**WHAT YOU WILL DO**
Rewrite the listing, from the line containing "x-tick-label: 2010 (176, 393, 217, 414)" through the line containing "y-tick-label: 10 % (27, 214, 66, 233)", as a Markdown table with a column headed No. for the row number and a column headed Line for the line itself, leaving out any blank lines.

**LISTED ENTRIES**
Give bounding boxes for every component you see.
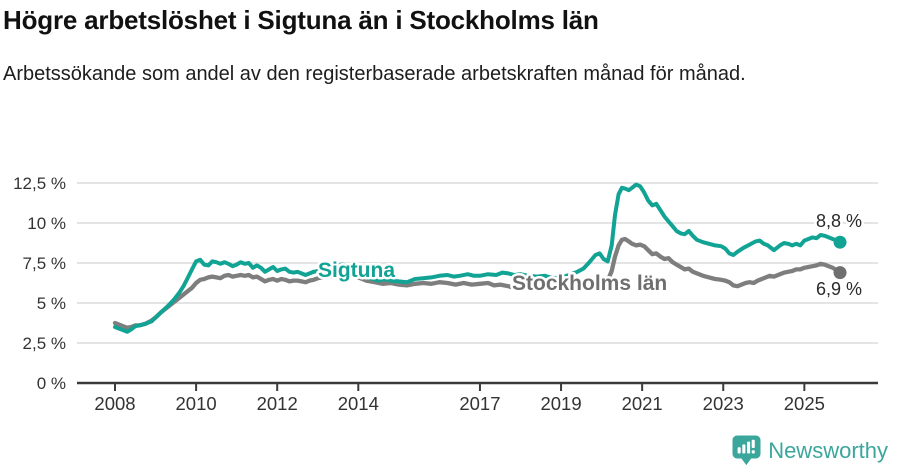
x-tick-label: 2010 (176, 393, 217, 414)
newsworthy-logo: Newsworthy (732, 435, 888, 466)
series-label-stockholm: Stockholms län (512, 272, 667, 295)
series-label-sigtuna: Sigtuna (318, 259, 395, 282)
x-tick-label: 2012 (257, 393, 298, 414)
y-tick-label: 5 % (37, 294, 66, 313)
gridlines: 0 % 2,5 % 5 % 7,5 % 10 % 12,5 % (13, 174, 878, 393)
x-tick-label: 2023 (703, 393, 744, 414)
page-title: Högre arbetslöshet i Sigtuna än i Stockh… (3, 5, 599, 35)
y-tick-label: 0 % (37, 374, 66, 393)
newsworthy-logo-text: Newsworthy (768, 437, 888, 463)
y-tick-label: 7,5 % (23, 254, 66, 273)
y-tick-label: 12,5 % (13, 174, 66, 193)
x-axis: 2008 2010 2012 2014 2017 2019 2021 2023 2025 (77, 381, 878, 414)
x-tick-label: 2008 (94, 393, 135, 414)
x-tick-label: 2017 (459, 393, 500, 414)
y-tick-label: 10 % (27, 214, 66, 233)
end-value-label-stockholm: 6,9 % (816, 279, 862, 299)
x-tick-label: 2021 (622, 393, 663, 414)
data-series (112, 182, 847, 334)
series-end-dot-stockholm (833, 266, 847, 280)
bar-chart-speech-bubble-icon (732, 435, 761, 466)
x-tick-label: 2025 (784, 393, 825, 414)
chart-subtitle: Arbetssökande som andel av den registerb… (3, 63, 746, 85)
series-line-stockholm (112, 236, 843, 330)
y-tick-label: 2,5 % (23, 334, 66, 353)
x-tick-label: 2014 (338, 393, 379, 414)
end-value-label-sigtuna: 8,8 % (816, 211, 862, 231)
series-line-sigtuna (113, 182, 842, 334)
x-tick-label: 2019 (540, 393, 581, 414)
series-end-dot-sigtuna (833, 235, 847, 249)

**RESPONSE BELOW**
| No. | Line |
|---|---|
| 1 | x-tick-label: 2010 (176, 393, 217, 414) |
| 2 | newsworthy-logo: Newsworthy (732, 435, 888, 466) |
| 3 | series-label-stockholm: Stockholms län (512, 272, 667, 295) |
| 4 | series-label-sigtuna: Sigtuna (318, 259, 395, 282) |
| 5 | x-tick-label: 2012 (257, 393, 298, 414) |
| 6 | y-tick-label: 5 % (37, 294, 66, 313) |
| 7 | gridlines: 0 % 2,5 % 5 % 7,5 % 10 % 12,5 % (13, 174, 878, 393) |
| 8 | x-tick-label: 2023 (703, 393, 744, 414) |
| 9 | page-title: Högre arbetslöshet i Sigtuna än i Stockh… (3, 5, 599, 35) |
| 10 | y-tick-label: 0 % (37, 374, 66, 393) |
| 11 | newsworthy-logo-text: Newsworthy (768, 437, 888, 463) |
| 12 | y-tick-label: 7,5 % (23, 254, 66, 273) |
| 13 | y-tick-label: 12,5 % (13, 174, 66, 193) |
| 14 | x-axis: 2008 2010 2012 2014 2017 2019 2021 2023 2025 (77, 381, 878, 414) |
| 15 | x-tick-label: 2008 (94, 393, 135, 414) |
| 16 | x-tick-label: 2017 (459, 393, 500, 414) |
| 17 | y-tick-label: 10 % (27, 214, 66, 233) |